*Goal of the exercise*: Below is a block of data; give all of it again word for word.

-- START OF Data rows --

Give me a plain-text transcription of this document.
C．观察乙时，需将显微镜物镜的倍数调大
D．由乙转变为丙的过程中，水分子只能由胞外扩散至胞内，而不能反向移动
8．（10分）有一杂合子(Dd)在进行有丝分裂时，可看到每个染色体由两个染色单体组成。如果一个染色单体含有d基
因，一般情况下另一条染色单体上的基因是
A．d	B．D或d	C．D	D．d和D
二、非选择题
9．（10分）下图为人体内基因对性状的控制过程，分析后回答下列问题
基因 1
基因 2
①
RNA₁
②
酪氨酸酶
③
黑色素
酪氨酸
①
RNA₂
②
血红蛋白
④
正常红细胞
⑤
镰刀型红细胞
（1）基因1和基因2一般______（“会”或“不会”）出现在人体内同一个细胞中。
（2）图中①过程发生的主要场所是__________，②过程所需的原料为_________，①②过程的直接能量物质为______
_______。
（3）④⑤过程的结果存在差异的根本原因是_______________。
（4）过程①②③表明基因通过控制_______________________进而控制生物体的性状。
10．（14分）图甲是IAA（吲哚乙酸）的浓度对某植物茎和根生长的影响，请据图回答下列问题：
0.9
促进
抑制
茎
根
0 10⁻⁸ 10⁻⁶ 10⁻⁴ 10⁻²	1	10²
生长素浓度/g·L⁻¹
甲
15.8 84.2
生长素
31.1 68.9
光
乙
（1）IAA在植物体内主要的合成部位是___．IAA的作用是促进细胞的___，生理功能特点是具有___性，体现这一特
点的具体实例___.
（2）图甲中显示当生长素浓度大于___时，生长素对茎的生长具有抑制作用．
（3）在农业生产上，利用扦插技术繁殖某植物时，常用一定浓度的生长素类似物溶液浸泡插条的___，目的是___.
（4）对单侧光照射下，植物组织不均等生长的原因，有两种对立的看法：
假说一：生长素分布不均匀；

-- END OF Data rows --

*Full solution*:
Give me a plain-text transcription of this document.
C．观察乙时，需将显微镜物镜的倍数调大
D．由乙转变为丙的过程中，水分子只能由胞外扩散至胞内，而不能反向移动
8．（10分）有一杂合子(Dd)在进行有丝分裂时，可看到每个染色体由两个染色单体组成。如果一个染色单体含有d基
因，一般情况下另一条染色单体上的基因是
A．d	B．D或d	C．D	D．d和D
二、非选择题
9．（10分）下图为人体内基因对性状的控制过程，分析后回答下列问题
基因 1
基因 2
①
RNA₁
②
酪氨酸酶
③
黑色素
酪氨酸
①
RNA₂
②
血红蛋白
④
正常红细胞
⑤
镰刀型红细胞
（1）基因1和基因2一般______（“会”或“不会”）出现在人体内同一个细胞中。
（2）图中①过程发生的主要场所是__________，②过程所需的原料为_________，①②过程的直接能量物质为______
_______。
（3）④⑤过程的结果存在差异的根本原因是_______________。
（4）过程①②③表明基因通过控制_______________________进而控制生物体的性状。
10．（14分）图甲是IAA（吲哚乙酸）的浓度对某植物茎和根生长的影响，请据图回答下列问题：
0.9
促进
抑制
茎
根
0 10⁻⁸ 10⁻⁶ 10⁻⁴ 10⁻²	1	10²
生长素浓度/g·L⁻¹
甲
15.8 84.2
生长素
31.1 68.9
光
乙
（1）IAA在植物体内主要的合成部位是___．IAA的作用是促进细胞的___，生理功能特点是具有___性，体现这一特
点的具体实例___.
（2）图甲中显示当生长素浓度大于___时，生长素对茎的生长具有抑制作用．
（3）在农业生产上，利用扦插技术繁殖某植物时，常用一定浓度的生长素类似物溶液浸泡插条的___，目的是___.
（4）对单侧光照射下，植物组织不均等生长的原因，有两种对立的看法：
假说一：生长素分布不均匀；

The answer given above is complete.